_READING PASSAGE_.
Matthews is shown in a photo from her high-school yearbook in 1982, the year she graduated. She joined the CIA seven years later.

Matthews, who was 45 when she died in the most devastating attack on the Agency since the war on terror began in September 2001, was the CIA chief at Forward Operating Base Chapman, a station near the mountainous Afghanistan/Pakistan border. She was, according to officials, also one of the United States’ more experienced al-Qaeda analysts.

The suicide bomber was a Jordanian physician who had promised Matthews and her team detailed intelligence about al-Qaeda. He claimed he had access to its most senior leaders, that he’d even met them in person. What he was offering was so tantalizingly specific that Matthews might have believed he’d lead her straight to the men she’d been hunting for more than a decade: Osama bin Laden and his top deputy, Ayman al-Zawahiri. As it turned out, the bomber was probably working for these same terrorists; the Pakistani Taliban later claimed credit for the attack.

Matthews’s death—she and her Khost colleagues are arguably the highest-profile US casualties of the war on terror since onetime NFL star Pat Tillman was killed in Afghanistan in 2004—wasn’t a private affair. However, her life still is mostly secret.

The Washington area is home to thousands of people like Jennifer Lynne Matthews, who live one life with their families and in their communities and a different one at work. Thousands of local residents work for the 17 US intelligence agencies, assorted Pentagon entities, and government contractors that call Washington home.

In Fredericksburg, Matthews’s family lives on a rural road without sidewalks, near streets with names such as Poplar, Stony Hill, and Countryside. Nearby houses are modest but on large plots of rolling land. Some fly American flags. Others have small boats parked outside. Matthews’s home is gray, with dark shutters and a front porch. One recent workday, a minivan sat in the driveway near a mailbox for the local paper, the Free Lance–Star.

From the outside, nothing would indicate a secret life—no video cameras or fences—but that anonymity is how the nation’s spies blend in. In our region, they’re all around.

You might see them in the local supermarket or at a PTA meeting, and you might think you know them. But even in an increasingly interconnected world, you’ll likely never find them on Facebook or Twitter. These friends and neighbors have, like Matthews, dedicated themselves to a national mission—protecting America. And a double life is part of that bargain.

_EXERCISE AIM_.
According to the passage about Jennifer Lynne Matthews, where was she serving as CIA chief when she died? These records come from a separate source.

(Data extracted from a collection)
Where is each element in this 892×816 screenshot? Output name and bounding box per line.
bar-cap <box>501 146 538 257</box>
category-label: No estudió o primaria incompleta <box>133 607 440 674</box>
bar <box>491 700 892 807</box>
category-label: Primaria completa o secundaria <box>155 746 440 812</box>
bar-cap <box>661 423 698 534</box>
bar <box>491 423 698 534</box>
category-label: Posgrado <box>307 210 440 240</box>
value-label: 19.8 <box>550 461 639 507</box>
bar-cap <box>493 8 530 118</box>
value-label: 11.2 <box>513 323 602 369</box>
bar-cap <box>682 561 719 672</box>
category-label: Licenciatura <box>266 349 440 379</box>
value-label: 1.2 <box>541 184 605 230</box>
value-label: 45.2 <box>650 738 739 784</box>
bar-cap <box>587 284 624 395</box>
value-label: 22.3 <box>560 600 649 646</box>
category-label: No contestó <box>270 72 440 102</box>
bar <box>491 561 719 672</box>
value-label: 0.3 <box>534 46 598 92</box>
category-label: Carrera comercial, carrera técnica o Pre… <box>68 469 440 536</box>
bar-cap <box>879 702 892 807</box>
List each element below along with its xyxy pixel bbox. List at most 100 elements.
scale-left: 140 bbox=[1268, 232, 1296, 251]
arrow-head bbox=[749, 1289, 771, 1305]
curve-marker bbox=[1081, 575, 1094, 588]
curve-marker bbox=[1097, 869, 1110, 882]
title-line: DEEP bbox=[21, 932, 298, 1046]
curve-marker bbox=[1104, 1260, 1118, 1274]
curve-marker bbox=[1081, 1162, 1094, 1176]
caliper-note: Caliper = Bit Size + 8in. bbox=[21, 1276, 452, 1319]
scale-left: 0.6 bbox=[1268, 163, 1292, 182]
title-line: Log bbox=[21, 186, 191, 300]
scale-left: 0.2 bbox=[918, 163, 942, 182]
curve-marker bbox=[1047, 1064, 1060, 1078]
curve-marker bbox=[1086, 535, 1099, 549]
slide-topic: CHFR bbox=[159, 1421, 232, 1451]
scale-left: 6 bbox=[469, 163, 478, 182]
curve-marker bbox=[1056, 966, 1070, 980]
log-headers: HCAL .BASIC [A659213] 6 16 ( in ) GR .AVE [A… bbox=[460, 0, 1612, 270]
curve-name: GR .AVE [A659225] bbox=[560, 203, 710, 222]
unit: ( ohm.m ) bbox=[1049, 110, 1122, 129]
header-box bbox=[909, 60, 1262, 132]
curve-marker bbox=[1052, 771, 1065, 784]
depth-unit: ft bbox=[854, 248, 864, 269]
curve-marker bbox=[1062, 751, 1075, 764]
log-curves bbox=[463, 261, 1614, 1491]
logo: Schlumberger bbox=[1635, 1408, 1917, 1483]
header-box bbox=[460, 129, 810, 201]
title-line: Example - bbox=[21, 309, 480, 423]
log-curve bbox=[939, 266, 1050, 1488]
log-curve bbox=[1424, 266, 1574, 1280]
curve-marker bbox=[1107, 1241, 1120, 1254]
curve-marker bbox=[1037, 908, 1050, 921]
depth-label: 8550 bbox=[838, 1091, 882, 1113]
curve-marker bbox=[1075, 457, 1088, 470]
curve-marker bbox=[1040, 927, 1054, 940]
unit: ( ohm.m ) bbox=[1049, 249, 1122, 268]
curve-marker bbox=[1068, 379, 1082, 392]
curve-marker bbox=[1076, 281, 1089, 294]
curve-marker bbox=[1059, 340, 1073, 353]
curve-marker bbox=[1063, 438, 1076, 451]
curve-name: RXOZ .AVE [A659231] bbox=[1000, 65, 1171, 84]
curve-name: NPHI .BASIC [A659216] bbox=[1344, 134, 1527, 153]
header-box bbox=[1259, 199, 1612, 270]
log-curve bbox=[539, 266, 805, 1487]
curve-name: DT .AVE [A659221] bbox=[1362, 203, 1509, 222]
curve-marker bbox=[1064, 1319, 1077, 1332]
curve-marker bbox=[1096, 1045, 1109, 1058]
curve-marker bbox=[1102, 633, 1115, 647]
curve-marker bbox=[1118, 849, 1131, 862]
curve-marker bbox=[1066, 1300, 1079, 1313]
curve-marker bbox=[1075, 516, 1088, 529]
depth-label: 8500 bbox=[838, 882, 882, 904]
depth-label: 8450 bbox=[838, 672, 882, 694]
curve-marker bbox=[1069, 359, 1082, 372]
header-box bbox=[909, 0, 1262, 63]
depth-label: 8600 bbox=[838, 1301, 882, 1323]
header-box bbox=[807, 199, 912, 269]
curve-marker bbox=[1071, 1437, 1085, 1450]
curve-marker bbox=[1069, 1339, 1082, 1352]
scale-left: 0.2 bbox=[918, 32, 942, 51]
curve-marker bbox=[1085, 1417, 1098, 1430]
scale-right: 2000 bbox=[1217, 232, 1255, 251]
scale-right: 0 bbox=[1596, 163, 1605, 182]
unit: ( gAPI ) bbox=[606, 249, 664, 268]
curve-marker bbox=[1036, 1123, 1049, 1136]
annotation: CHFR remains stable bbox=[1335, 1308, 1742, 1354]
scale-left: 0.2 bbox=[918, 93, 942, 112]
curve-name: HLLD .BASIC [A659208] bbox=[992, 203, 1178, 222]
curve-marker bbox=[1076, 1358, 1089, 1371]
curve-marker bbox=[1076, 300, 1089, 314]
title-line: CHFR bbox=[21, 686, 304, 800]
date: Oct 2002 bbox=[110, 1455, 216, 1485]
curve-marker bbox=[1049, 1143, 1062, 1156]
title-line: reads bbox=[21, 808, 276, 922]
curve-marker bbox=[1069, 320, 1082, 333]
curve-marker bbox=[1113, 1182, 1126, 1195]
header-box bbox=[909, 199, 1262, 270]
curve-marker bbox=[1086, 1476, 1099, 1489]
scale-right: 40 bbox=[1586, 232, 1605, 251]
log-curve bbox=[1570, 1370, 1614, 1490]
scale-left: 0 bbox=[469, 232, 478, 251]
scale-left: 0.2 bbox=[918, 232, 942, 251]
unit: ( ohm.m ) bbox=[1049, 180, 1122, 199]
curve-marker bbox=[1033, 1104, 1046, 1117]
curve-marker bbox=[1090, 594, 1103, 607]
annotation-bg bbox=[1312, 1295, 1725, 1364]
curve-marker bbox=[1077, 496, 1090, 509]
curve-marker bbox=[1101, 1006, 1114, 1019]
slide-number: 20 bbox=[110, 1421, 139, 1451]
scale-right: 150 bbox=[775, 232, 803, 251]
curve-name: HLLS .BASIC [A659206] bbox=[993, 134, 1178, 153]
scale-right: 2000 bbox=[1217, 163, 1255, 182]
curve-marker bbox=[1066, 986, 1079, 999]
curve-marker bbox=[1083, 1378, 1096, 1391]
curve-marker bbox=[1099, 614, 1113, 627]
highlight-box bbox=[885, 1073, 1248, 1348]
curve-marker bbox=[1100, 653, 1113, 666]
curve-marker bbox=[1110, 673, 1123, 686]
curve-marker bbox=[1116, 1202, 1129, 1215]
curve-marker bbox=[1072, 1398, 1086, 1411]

_RESULT FOR THIS EXERCISE_.
She was the CIA chief at Forward Operating Base Chapman, a station near the mountainous Afghanistan/Pakistan border.